INPUT MATERIAL =
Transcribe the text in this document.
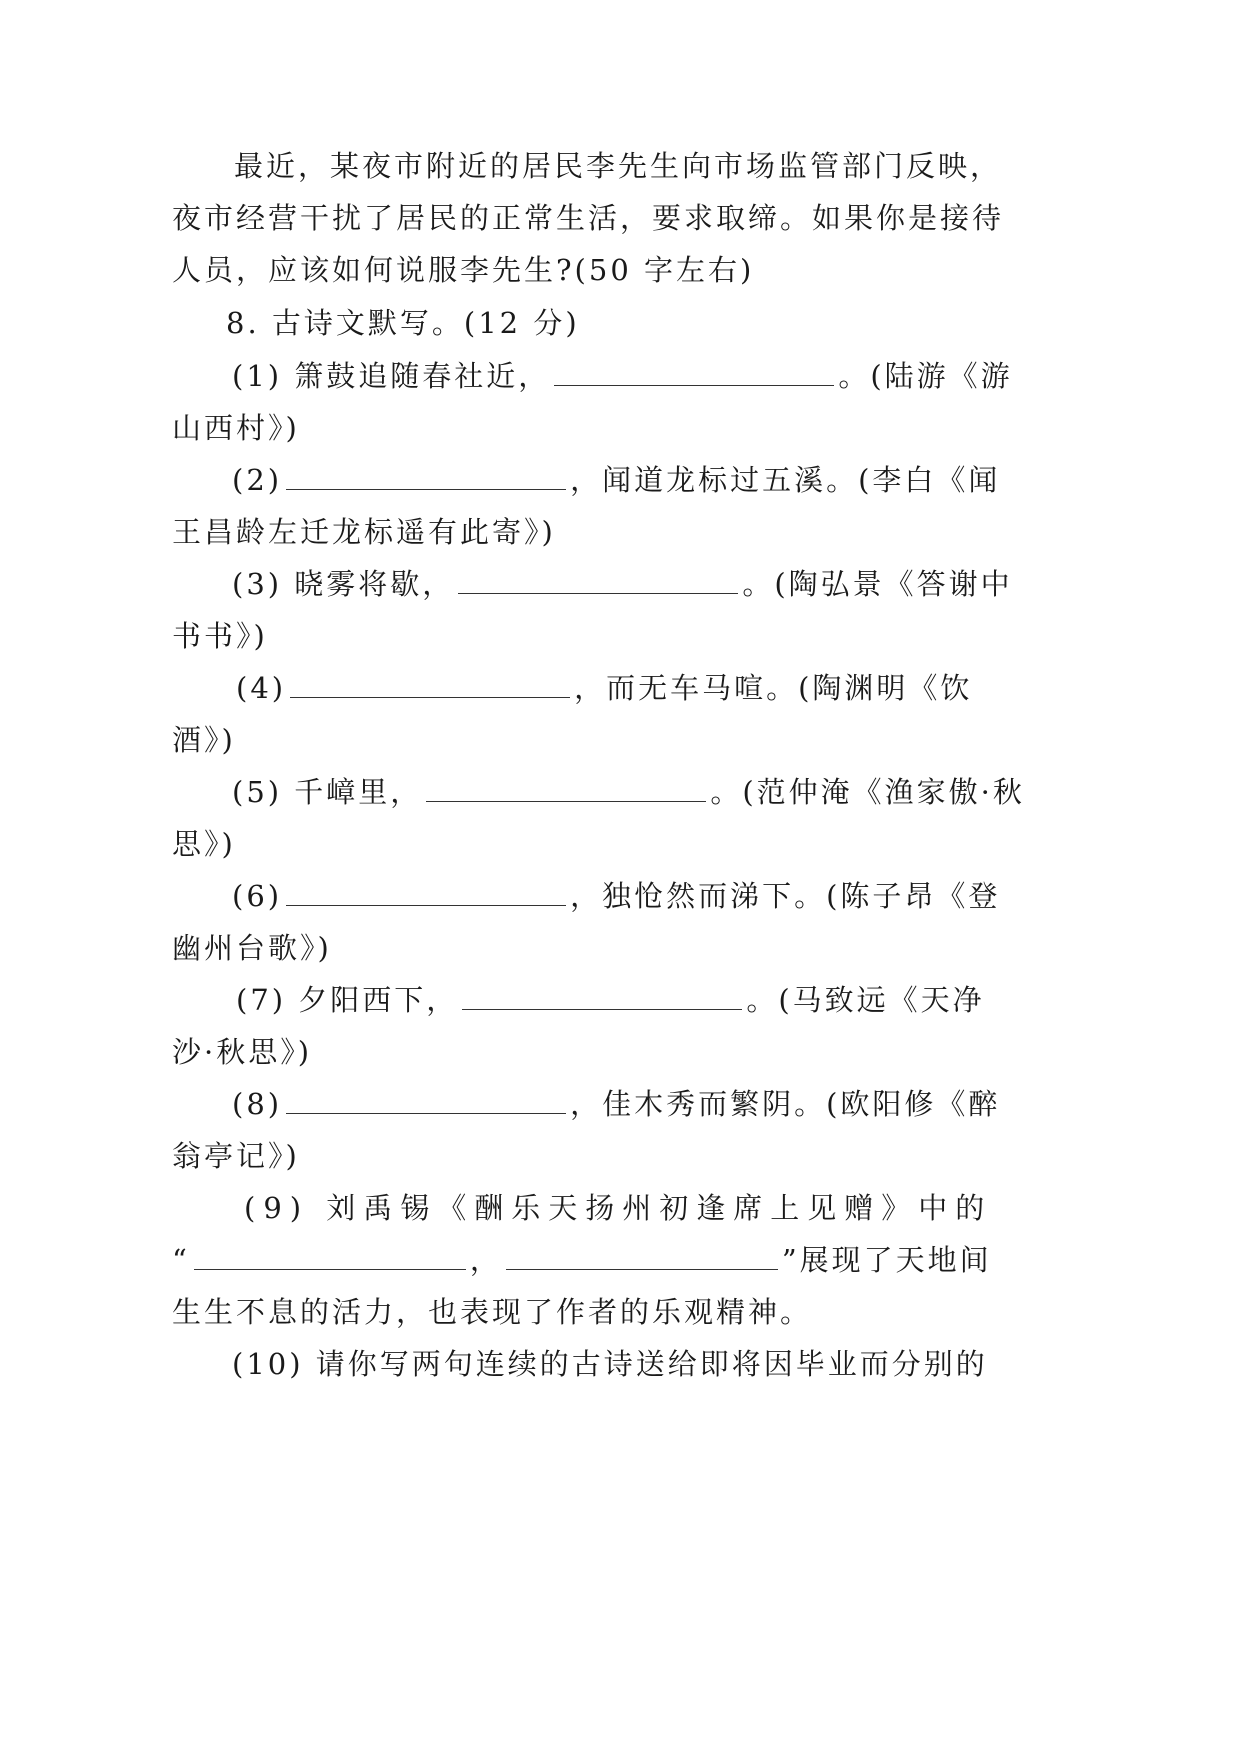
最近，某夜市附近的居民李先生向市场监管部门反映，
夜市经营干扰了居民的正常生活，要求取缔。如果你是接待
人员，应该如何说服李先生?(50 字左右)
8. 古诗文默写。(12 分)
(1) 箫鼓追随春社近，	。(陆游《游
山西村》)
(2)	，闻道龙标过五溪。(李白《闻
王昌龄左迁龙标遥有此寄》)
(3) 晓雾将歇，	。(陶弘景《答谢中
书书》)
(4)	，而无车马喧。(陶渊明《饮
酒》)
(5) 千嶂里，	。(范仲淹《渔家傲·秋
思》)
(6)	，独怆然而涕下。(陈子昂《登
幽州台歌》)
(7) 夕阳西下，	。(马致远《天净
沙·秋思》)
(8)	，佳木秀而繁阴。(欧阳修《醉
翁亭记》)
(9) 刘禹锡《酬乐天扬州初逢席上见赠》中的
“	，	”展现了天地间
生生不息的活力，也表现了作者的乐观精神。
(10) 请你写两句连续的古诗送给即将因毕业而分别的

GOAL OF THE EXERCISE = Give the material again exactly as it is, but keep the pictures out.

TASK SOLUTION =
Transcribe the text in this document.
最近，某夜市附近的居民李先生向市场监管部门反映，
夜市经营干扰了居民的正常生活，要求取缔。如果你是接待
人员，应该如何说服李先生?(50 字左右)
8. 古诗文默写。(12 分)
(1) 箫鼓追随春社近，	。(陆游《游
山西村》)
(2)	，闻道龙标过五溪。(李白《闻
王昌龄左迁龙标遥有此寄》)
(3) 晓雾将歇，	。(陶弘景《答谢中
书书》)
(4)	，而无车马喧。(陶渊明《饮
酒》)
(5) 千嶂里，	。(范仲淹《渔家傲·秋
思》)
(6)	，独怆然而涕下。(陈子昂《登
幽州台歌》)
(7) 夕阳西下，	。(马致远《天净
沙·秋思》)
(8)	，佳木秀而繁阴。(欧阳修《醉
翁亭记》)
(9) 刘禹锡《酬乐天扬州初逢席上见赠》中的
“	，	”展现了天地间
生生不息的活力，也表现了作者的乐观精神。
(10) 请你写两句连续的古诗送给即将因毕业而分别的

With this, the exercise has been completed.